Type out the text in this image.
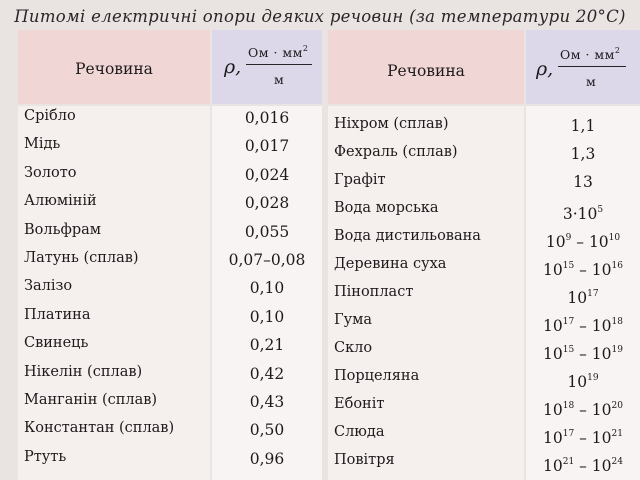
Питомі електричні опори деяких речовин (за температури 20°С)
Речовина	ρ,
Ом · $мм^2$
м
Срібло	0,016
Мідь	0,017
Золото	0,024
Алюміній	0,028
Вольфрам	0,055
Латунь (сплав)	0,07–0,08
Залізо	0,10
Платина	0,10
Свинець	0,21
Нікелін (сплав)	0,42
Манганін (сплав)	0,43
Константан (сплав)	0,50
Ртуть	0,96
Речовина	ρ,
Ом · $мм^2$
м
Ніхром (сплав)	1,1
Фехраль (сплав)	1,3
Графіт	13
Вода морська	$3\cdot 10^5$
Вода дистильована	$10^9 - 10^{10}$
Деревина суха	$10^{15} - 10^{16}$
Пінопласт	$10^{17}$
Гума	$10^{17} - 10^{18}$
Скло	$10^{15} - 10^{19}$
Порцеляна	$10^{19}$
Ебоніт	$10^{18} - 10^{20}$
Слюда	$10^{17} - 10^{21}$
Повітря	$10^{21} - 10^{24}$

————————

All of the data above should be quoted exactly, except for the pictures.

Type out the text in this image.
Питомі електричні опори деяких речовин (за температури 20°С)
Речовина	ρ,
Ом · $мм^2$
м
Срібло	0,016
Мідь	0,017
Золото	0,024
Алюміній	0,028
Вольфрам	0,055
Латунь (сплав)	0,07–0,08
Залізо	0,10
Платина	0,10
Свинець	0,21
Нікелін (сплав)	0,42
Манганін (сплав)	0,43
Константан (сплав)	0,50
Ртуть	0,96
Речовина	ρ,
Ом · $мм^2$
м
Ніхром (сплав)	1,1
Фехраль (сплав)	1,3
Графіт	13
Вода морська	$3\cdot 10^5$
Вода дистильована	$10^9 - 10^{10}$
Деревина суха	$10^{15} - 10^{16}$
Пінопласт	$10^{17}$
Гума	$10^{17} - 10^{18}$
Скло	$10^{15} - 10^{19}$
Порцеляна	$10^{19}$
Ебоніт	$10^{18} - 10^{20}$
Слюда	$10^{17} - 10^{21}$
Повітря	$10^{21} - 10^{24}$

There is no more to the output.